Provided material
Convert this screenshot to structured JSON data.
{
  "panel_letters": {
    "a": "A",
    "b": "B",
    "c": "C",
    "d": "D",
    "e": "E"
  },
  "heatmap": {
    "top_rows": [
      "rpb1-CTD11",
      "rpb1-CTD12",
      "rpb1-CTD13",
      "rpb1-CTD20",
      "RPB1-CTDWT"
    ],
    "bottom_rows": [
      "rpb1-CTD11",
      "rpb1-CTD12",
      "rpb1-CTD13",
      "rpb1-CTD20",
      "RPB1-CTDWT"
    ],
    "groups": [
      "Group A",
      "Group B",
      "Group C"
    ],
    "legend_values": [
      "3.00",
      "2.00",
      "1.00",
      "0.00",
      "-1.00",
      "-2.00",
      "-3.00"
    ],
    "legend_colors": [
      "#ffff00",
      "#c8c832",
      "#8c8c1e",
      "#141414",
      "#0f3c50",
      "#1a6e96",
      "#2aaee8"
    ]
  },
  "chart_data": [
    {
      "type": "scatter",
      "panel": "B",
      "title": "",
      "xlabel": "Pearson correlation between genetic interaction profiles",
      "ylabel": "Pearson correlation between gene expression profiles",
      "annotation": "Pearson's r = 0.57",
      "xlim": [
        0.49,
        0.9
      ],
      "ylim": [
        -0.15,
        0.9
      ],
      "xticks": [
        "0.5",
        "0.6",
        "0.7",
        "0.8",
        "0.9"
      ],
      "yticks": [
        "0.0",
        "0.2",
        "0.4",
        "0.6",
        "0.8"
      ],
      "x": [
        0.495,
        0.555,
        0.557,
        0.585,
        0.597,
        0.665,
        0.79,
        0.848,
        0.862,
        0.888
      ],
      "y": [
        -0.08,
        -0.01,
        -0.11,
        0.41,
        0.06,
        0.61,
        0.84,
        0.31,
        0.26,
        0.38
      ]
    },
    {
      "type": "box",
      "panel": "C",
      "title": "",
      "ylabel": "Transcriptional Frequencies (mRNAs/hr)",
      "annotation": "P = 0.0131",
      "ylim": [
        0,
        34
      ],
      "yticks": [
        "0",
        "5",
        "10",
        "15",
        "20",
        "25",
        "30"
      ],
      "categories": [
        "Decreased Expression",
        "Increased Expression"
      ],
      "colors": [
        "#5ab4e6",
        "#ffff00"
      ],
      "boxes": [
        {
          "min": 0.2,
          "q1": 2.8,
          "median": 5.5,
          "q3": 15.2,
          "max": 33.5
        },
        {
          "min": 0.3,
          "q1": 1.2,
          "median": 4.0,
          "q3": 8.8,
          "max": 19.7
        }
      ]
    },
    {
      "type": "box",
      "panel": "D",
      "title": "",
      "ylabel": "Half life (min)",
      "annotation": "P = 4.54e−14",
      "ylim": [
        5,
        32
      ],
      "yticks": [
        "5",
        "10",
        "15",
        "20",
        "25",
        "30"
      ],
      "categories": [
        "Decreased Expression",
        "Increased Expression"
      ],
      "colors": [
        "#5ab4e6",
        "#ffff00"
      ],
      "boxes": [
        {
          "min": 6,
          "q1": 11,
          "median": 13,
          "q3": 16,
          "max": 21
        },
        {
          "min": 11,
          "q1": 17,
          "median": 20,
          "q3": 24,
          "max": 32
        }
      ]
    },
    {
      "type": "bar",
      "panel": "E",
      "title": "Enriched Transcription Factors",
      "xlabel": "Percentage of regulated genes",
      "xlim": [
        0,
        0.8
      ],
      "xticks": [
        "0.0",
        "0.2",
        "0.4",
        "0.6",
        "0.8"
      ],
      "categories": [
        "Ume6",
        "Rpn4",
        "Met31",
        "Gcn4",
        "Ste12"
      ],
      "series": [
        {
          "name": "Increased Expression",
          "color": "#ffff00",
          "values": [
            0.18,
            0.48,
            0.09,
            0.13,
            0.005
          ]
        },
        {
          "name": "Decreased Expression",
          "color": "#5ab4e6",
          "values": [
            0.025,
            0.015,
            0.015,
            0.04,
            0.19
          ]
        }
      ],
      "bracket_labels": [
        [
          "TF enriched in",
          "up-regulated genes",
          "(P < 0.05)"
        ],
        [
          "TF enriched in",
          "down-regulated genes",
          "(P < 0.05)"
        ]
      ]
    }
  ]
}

Work order
Could you restate every record above word for word?

Result of this exercise
Convert this screenshot to structured JSON data.
{
  "panel_letters": {
    "a": "A",
    "b": "B",
    "c": "C",
    "d": "D",
    "e": "E"
  },
  "heatmap": {
    "top_rows": [
      "rpb1-CTD11",
      "rpb1-CTD12",
      "rpb1-CTD13",
      "rpb1-CTD20",
      "RPB1-CTDWT"
    ],
    "bottom_rows": [
      "rpb1-CTD11",
      "rpb1-CTD12",
      "rpb1-CTD13",
      "rpb1-CTD20",
      "RPB1-CTDWT"
    ],
    "groups": [
      "Group A",
      "Group B",
      "Group C"
    ],
    "legend_values": [
      "3.00",
      "2.00",
      "1.00",
      "0.00",
      "-1.00",
      "-2.00",
      "-3.00"
    ],
    "legend_colors": [
      "#ffff00",
      "#c8c832",
      "#8c8c1e",
      "#141414",
      "#0f3c50",
      "#1a6e96",
      "#2aaee8"
    ]
  },
  "chart_data": [
    {
      "type": "scatter",
      "panel": "B",
      "title": "",
      "xlabel": "Pearson correlation between genetic interaction profiles",
      "ylabel": "Pearson correlation between gene expression profiles",
      "annotation": "Pearson's r = 0.57",
      "xlim": [
        0.49,
        0.9
      ],
      "ylim": [
        -0.15,
        0.9
      ],
      "xticks": [
        "0.5",
        "0.6",
        "0.7",
        "0.8",
        "0.9"
      ],
      "yticks": [
        "0.0",
        "0.2",
        "0.4",
        "0.6",
        "0.8"
      ],
      "x": [
        0.495,
        0.555,
        0.557,
        0.585,
        0.597,
        0.665,
        0.79,
        0.848,
        0.862,
        0.888
      ],
      "y": [
        -0.08,
        -0.01,
        -0.11,
        0.41,
        0.06,
        0.61,
        0.84,
        0.31,
        0.26,
        0.38
      ]
    },
    {
      "type": "box",
      "panel": "C",
      "title": "",
      "ylabel": "Transcriptional Frequencies (mRNAs/hr)",
      "annotation": "P = 0.0131",
      "ylim": [
        0,
        34
      ],
      "yticks": [
        "0",
        "5",
        "10",
        "15",
        "20",
        "25",
        "30"
      ],
      "categories": [
        "Decreased Expression",
        "Increased Expression"
      ],
      "colors": [
        "#5ab4e6",
        "#ffff00"
      ],
      "boxes": [
        {
          "min": 0.2,
          "q1": 2.8,
          "median": 5.5,
          "q3": 15.2,
          "max": 33.5
        },
        {
          "min": 0.3,
          "q1": 1.2,
          "median": 4.0,
          "q3": 8.8,
          "max": 19.7
        }
      ]
    },
    {
      "type": "box",
      "panel": "D",
      "title": "",
      "ylabel": "Half life (min)",
      "annotation": "P = 4.54e−14",
      "ylim": [
        5,
        32
      ],
      "yticks": [
        "5",
        "10",
        "15",
        "20",
        "25",
        "30"
      ],
      "categories": [
        "Decreased Expression",
        "Increased Expression"
      ],
      "colors": [
        "#5ab4e6",
        "#ffff00"
      ],
      "boxes": [
        {
          "min": 6,
          "q1": 11,
          "median": 13,
          "q3": 16,
          "max": 21
        },
        {
          "min": 11,
          "q1": 17,
          "median": 20,
          "q3": 24,
          "max": 32
        }
      ]
    },
    {
      "type": "bar",
      "panel": "E",
      "title": "Enriched Transcription Factors",
      "xlabel": "Percentage of regulated genes",
      "xlim": [
        0,
        0.8
      ],
      "xticks": [
        "0.0",
        "0.2",
        "0.4",
        "0.6",
        "0.8"
      ],
      "categories": [
        "Ume6",
        "Rpn4",
        "Met31",
        "Gcn4",
        "Ste12"
      ],
      "series": [
        {
          "name": "Increased Expression",
          "color": "#ffff00",
          "values": [
            0.18,
            0.48,
            0.09,
            0.13,
            0.005
          ]
        },
        {
          "name": "Decreased Expression",
          "color": "#5ab4e6",
          "values": [
            0.025,
            0.015,
            0.015,
            0.04,
            0.19
          ]
        }
      ],
      "bracket_labels": [
        [
          "TF enriched in",
          "up-regulated genes",
          "(P < 0.05)"
        ],
        [
          "TF enriched in",
          "down-regulated genes",
          "(P < 0.05)"
        ]
      ]
    }
  ]
}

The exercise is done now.